Extracted material.
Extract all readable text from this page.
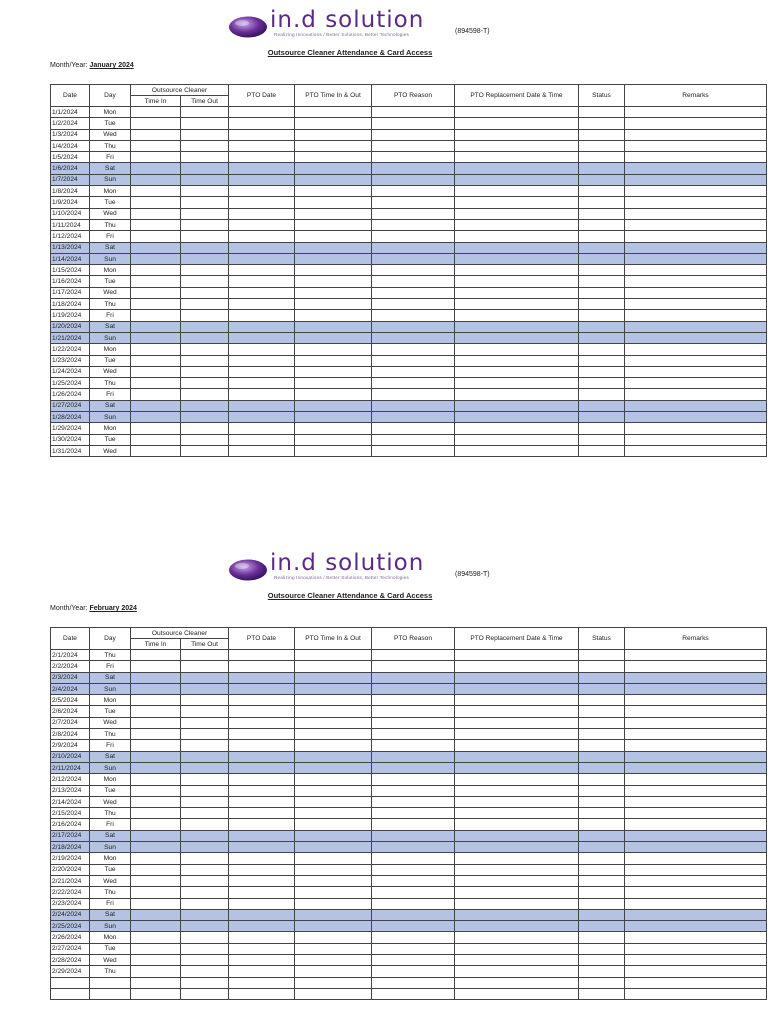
in.d solution
Realizing Innovations / Better Solutions, Better Technologies	(894598-T)
Outsource Cleaner Attendance & Card Access
Month/Year: January 2024
Date	Day	Outsource Cleaner		PTO Date	PTO Time In & Out	PTO Reason	PTO Replacement Date & Time	Status	Remarks
		Time In	Time Out						
1/1/2024	Mon								
1/2/2024	Tue								
1/3/2024	Wed								
1/4/2024	Thu								
1/5/2024	Fri								
1/6/2024	Sat								
1/7/2024	Sun								
1/8/2024	Mon								
1/9/2024	Tue								
1/10/2024	Wed								
1/11/2024	Thu								
1/12/2024	Fri								
1/13/2024	Sat								
1/14/2024	Sun								
1/15/2024	Mon								
1/16/2024	Tue								
1/17/2024	Wed								
1/18/2024	Thu								
1/19/2024	Fri								
1/20/2024	Sat								
1/21/2024	Sun								
1/22/2024	Mon								
1/23/2024	Tue								
1/24/2024	Wed								
1/25/2024	Thu								
1/26/2024	Fri								
1/27/2024	Sat								
1/28/2024	Sun								
1/29/2024	Mon								
1/30/2024	Tue								
1/31/2024	Wed								
in.d solution
Realizing Innovations / Better Solutions, Better Technologies	(894598-T)
Outsource Cleaner Attendance & Card Access
Month/Year: February 2024
Date	Day	Outsource Cleaner		PTO Date	PTO Time In & Out	PTO Reason	PTO Replacement Date & Time	Status	Remarks
		Time In	Time Out						
2/1/2024	Thu								
2/2/2024	Fri								
2/3/2024	Sat								
2/4/2024	Sun								
2/5/2024	Mon								
2/6/2024	Tue								
2/7/2024	Wed								
2/8/2024	Thu								
2/9/2024	Fri								
2/10/2024	Sat								
2/11/2024	Sun								
2/12/2024	Mon								
2/13/2024	Tue								
2/14/2024	Wed								
2/15/2024	Thu								
2/16/2024	Fri								
2/17/2024	Sat								
2/18/2024	Sun								
2/19/2024	Mon								
2/20/2024	Tue								
2/21/2024	Wed								
2/22/2024	Thu								
2/23/2024	Fri								
2/24/2024	Sat								
2/25/2024	Sun								
2/26/2024	Mon								
2/27/2024	Tue								
2/28/2024	Wed								
2/29/2024	Thu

Directions. In the listing, find each line with the string "Year" and copy it.

Reply to the task.
Month/Year: January 2024
Month/Year: February 2024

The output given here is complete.